## Extract
Laboratory measures of behavior and brain activity point to quicker loss of perceptual memory in people with dyslexia. Neural responses in auditory and visual cortex that normally dampen with repetition return to baseline more rapidly, and perceptual distinctions remain less complex. Those altered dynamics can slow vocabulary growth and make it harder to refine the fine-grained categories that fluent reading depends on, especially as children are exposed to more varied input over time.
Understanding dyslexia through the lens of learning dynamics has practical implications for instruction and design. If perceptual traces decay faster, interventions might aim to strengthen retention windows or to structure experience so patterns are reinforced at the right pace. The linked article explores these ideas with behavioral, neural, and computational evidence and raises questions about how adjusting exposure and feedback could expand reading potential for more learners.

Bounding box prediction data
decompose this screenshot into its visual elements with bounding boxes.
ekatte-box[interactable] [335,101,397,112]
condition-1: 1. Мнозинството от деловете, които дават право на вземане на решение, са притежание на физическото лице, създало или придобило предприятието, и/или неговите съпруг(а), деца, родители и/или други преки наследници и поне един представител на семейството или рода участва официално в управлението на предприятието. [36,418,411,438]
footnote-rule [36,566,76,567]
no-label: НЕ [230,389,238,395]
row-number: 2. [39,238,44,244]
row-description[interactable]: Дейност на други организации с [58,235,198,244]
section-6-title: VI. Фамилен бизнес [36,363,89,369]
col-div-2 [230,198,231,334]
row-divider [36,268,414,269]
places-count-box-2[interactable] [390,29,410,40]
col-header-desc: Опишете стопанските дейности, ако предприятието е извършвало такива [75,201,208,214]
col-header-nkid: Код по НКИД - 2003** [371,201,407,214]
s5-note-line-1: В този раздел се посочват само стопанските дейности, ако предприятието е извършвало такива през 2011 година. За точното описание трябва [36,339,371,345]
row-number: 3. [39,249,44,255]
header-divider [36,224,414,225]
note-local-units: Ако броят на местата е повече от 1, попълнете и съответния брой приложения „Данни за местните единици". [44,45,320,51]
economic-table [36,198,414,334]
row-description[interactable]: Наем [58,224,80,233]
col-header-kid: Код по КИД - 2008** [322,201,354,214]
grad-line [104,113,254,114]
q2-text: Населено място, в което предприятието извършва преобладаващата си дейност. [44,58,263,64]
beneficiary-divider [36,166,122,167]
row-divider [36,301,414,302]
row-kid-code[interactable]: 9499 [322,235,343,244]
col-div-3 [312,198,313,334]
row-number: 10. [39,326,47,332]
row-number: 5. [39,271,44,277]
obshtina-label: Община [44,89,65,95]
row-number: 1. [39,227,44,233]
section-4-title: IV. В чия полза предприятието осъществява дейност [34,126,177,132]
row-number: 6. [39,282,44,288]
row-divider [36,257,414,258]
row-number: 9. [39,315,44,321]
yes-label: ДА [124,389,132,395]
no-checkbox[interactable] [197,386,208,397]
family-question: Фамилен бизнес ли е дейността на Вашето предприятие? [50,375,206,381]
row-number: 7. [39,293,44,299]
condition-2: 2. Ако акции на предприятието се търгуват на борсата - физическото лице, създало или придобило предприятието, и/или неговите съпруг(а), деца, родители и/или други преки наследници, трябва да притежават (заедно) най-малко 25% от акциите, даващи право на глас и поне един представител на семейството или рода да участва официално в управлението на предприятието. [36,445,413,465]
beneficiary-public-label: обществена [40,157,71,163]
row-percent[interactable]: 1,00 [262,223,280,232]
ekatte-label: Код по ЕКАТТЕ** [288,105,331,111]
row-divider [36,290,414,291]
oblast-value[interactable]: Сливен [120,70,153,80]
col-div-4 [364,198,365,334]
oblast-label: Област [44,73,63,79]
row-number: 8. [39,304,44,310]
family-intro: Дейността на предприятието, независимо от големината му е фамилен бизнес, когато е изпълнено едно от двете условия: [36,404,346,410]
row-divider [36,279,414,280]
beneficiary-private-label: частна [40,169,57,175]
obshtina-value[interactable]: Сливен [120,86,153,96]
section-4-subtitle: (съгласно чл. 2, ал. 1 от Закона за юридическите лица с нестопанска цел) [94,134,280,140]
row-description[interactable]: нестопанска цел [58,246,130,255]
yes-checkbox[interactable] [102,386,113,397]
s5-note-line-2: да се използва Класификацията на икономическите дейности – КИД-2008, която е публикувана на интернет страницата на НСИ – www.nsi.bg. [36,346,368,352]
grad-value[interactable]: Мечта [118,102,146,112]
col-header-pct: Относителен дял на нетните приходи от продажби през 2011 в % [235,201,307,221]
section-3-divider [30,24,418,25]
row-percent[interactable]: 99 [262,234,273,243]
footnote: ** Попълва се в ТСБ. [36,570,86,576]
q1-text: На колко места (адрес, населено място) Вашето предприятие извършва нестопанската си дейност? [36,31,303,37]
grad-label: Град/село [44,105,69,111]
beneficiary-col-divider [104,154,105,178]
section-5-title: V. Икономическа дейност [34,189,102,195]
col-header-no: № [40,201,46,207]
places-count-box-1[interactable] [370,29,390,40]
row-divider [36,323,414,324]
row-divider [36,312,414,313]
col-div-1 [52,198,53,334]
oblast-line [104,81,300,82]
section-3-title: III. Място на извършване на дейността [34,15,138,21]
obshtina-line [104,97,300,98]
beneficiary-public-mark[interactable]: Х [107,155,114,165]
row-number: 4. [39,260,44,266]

## Problem 1
Rewrite the passage on dyslexia between "Laboratory measures of" and "input over time.", inclusive, changing "perceptual memory" to "sensory memory".
## Problem 2
Carry the passage on dyslexia and learning dynamics forward from its last sentence.
This data is separate from the passage on dyslexia.

## Output 1
Laboratory measures of behavior and brain activity point to quicker loss of sensory memory in people with dyslexia. Neural responses in auditory and visual cortex that normally dampen with repetition return to baseline more rapidly, and perceptual distinctions remain less complex. Those altered dynamics can slow vocabulary growth and make it harder to refine the fine-grained categories that fluent reading depends on, especially as children are exposed to more varied input over time.

## Output 2
The basic mechanisms that underlie developmental dyslexia – a difficulty in acquiring reading expertise – are still debated. We propose that such difficulties should be understood within the broad framework of learning and skill acquisition. Behavioral and neural studies, as well as computational analyses, imply that acquiring expertise has atypical dynamics in dyslexia, largely due to reduced perceptual memory, which is manifested in faster decay of perceptual traces of both speech and non-speech stimuli. This faster behavioral decay is associated with faster decay of neural adaptation to stimulus regularities in perceptual cortices. We propose that these atypical dynamics lead to a slower accumulation of language statistics, manifested in reduced complexity of perceptual categories, slower acquisition of words, and – counterintuitively – larger relative difficulties as exposure to stimuli grows.